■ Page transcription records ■
--------------------

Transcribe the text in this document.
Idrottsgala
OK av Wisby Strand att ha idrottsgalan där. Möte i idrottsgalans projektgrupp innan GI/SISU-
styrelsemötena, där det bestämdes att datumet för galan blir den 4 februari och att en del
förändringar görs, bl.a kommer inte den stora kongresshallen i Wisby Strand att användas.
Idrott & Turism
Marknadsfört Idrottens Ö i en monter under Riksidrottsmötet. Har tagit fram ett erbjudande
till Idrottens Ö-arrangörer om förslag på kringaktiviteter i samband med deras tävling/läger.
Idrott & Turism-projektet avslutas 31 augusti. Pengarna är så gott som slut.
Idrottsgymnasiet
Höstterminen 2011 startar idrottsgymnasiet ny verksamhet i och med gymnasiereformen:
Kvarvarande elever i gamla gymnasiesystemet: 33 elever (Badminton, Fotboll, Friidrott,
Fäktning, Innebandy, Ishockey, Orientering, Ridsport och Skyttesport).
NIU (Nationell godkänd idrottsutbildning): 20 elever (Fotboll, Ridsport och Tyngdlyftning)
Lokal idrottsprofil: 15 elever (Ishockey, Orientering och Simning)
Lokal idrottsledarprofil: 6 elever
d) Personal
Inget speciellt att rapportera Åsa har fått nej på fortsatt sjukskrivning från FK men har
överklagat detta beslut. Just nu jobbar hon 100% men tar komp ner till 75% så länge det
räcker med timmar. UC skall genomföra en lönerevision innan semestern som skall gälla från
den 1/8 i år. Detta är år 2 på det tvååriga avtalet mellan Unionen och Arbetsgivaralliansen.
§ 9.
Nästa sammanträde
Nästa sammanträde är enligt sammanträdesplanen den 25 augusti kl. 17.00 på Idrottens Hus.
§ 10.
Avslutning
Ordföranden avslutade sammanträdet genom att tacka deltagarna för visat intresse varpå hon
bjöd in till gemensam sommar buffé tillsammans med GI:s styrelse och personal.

--------------------

■ WHAT YOU WILL DO ■
A single number is the whole answer: the tally of lines in the entries that hold "Ridsport".

■ EXERCISE OUTPUT ■
2